Brief
Using the entries that follow, collect the lines where the word "anillos" appears.

%%

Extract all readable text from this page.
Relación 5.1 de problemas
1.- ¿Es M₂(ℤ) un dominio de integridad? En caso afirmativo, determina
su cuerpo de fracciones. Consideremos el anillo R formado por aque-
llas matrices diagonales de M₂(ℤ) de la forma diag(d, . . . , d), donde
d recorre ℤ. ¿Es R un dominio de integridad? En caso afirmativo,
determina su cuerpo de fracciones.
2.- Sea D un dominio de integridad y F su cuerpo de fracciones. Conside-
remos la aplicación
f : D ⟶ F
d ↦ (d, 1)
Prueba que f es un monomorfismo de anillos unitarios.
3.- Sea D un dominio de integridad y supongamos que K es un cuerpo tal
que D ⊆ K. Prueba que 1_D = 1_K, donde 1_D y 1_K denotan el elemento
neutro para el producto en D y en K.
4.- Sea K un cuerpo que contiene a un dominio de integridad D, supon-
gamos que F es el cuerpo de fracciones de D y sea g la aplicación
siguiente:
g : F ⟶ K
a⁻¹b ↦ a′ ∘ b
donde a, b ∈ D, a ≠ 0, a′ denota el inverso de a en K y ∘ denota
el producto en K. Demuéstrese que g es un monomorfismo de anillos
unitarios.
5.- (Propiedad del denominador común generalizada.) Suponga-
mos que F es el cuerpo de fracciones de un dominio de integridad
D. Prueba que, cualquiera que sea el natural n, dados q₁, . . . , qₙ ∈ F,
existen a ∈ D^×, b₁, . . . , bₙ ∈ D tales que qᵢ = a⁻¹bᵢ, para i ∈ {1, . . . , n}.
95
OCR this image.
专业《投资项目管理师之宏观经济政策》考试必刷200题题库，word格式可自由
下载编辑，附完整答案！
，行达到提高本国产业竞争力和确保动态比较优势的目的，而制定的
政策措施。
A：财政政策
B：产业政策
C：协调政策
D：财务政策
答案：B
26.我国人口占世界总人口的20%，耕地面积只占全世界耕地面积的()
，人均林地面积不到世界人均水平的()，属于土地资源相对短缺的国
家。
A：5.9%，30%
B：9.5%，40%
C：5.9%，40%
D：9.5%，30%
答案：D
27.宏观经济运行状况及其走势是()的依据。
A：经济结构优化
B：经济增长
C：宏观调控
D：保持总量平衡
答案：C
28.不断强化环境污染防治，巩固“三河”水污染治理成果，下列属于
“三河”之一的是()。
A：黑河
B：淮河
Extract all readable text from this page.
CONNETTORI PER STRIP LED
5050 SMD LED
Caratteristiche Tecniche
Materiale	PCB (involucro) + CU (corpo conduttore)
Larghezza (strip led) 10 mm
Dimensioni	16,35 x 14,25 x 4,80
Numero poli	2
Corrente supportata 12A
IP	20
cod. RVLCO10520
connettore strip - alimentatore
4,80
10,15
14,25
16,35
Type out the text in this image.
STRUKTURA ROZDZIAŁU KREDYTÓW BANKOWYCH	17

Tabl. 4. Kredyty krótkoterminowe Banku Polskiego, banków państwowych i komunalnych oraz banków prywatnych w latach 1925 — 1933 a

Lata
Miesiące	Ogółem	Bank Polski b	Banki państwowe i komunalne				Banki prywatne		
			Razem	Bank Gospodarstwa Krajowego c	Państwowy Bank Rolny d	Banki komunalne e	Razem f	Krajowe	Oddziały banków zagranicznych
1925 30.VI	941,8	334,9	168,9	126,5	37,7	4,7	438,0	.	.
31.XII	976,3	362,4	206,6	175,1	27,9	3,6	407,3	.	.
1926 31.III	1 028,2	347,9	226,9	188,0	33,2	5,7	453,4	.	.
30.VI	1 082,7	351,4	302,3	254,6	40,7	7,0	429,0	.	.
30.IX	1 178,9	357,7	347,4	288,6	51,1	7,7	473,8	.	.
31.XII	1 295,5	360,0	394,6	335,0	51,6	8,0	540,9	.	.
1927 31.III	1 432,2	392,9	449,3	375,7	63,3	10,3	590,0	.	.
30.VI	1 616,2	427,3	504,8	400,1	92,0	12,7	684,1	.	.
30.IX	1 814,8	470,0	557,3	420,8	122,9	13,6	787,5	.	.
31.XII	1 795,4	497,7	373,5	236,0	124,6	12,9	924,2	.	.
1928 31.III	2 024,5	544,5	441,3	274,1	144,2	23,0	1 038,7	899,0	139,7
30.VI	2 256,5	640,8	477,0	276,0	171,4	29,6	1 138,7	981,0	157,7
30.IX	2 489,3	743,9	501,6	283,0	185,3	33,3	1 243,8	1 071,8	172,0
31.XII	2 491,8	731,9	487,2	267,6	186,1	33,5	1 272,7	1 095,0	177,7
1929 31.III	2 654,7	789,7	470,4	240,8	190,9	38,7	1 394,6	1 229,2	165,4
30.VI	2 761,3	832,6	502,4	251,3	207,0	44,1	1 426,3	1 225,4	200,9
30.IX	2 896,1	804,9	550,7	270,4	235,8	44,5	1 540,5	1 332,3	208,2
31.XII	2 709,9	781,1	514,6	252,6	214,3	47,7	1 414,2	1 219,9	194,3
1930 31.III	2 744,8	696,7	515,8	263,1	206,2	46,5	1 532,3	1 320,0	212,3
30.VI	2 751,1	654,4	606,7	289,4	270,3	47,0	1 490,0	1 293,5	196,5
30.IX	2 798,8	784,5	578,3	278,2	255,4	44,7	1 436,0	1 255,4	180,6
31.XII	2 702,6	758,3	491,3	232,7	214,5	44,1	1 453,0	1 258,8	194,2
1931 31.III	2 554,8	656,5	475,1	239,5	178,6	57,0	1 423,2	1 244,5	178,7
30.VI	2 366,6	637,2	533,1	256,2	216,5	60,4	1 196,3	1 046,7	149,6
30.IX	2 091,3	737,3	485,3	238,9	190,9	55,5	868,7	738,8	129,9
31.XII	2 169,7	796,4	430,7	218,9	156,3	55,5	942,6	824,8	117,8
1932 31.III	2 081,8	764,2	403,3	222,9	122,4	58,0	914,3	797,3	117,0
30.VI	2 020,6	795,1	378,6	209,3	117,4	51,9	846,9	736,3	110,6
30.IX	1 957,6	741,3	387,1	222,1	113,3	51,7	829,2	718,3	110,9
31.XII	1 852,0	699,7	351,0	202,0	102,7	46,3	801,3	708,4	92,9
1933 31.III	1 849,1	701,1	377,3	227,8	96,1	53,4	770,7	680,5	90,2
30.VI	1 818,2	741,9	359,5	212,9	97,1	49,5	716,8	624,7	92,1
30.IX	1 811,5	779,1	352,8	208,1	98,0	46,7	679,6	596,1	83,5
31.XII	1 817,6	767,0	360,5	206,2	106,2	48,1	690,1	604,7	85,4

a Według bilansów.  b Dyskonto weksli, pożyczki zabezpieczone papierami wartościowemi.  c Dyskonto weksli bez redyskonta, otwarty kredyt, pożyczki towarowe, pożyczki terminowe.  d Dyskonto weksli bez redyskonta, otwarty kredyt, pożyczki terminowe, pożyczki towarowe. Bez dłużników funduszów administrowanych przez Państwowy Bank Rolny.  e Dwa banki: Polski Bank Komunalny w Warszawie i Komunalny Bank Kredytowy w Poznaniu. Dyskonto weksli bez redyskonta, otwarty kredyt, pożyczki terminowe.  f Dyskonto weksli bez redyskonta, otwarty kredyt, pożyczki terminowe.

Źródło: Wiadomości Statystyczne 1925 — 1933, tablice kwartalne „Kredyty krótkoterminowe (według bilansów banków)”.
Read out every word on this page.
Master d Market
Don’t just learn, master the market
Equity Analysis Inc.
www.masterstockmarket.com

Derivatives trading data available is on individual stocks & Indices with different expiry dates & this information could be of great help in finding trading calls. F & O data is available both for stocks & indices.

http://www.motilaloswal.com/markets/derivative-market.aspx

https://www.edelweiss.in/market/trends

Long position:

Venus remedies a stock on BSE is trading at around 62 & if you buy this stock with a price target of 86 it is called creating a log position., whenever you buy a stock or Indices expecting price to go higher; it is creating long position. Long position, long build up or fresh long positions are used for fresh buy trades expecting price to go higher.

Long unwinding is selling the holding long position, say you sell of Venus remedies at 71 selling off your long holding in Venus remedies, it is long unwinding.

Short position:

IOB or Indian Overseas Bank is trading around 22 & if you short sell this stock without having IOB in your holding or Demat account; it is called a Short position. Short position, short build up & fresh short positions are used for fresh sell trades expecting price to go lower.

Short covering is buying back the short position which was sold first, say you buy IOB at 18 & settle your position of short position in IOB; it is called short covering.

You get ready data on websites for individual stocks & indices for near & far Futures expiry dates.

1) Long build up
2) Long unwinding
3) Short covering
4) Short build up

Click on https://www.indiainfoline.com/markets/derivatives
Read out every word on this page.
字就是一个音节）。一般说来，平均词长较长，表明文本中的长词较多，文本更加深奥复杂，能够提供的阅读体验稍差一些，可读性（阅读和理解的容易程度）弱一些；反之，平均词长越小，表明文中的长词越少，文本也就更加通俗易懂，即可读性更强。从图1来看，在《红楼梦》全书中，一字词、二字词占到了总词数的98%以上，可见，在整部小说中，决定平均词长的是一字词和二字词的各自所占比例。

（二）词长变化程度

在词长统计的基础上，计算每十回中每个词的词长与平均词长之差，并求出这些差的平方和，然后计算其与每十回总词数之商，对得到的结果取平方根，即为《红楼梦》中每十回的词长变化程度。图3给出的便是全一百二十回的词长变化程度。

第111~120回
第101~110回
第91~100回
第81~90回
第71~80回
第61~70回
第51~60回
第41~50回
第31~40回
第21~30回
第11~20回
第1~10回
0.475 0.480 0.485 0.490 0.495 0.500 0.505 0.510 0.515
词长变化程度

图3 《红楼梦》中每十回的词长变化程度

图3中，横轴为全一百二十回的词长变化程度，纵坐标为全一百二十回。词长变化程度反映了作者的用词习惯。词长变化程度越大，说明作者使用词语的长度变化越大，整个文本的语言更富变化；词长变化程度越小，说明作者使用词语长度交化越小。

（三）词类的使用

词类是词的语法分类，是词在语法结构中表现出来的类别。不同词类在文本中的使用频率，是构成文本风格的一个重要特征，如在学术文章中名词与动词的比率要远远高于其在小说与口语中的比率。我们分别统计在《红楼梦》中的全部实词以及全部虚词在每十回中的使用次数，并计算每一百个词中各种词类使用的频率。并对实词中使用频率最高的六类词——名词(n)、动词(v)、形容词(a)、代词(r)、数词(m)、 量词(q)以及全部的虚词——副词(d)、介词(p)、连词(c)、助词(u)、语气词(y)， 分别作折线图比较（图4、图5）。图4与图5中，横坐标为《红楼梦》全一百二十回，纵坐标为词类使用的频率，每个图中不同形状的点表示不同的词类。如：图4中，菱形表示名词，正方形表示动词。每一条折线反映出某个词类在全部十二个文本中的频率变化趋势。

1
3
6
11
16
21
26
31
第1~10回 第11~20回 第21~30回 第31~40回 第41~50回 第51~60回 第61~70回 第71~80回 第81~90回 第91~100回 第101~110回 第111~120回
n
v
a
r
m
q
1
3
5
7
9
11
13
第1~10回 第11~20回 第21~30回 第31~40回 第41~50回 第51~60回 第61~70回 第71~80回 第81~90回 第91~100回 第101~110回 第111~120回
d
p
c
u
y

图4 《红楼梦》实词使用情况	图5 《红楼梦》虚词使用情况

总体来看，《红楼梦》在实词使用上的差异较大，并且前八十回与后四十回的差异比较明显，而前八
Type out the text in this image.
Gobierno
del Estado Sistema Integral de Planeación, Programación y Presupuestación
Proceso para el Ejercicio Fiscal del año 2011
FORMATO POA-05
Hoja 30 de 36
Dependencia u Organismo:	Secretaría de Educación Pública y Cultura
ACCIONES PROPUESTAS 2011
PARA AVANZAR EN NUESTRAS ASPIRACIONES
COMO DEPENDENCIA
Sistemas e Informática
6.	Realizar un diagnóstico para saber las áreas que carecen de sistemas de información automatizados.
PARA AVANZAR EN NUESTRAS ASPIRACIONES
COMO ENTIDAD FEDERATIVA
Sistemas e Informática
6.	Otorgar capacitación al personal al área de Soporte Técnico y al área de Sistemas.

%%

Exercise result
Prueba que f es un monomorfismo de anillos unitarios.
el producto en K. Demuéstrese que g es un monomorfismo de anillos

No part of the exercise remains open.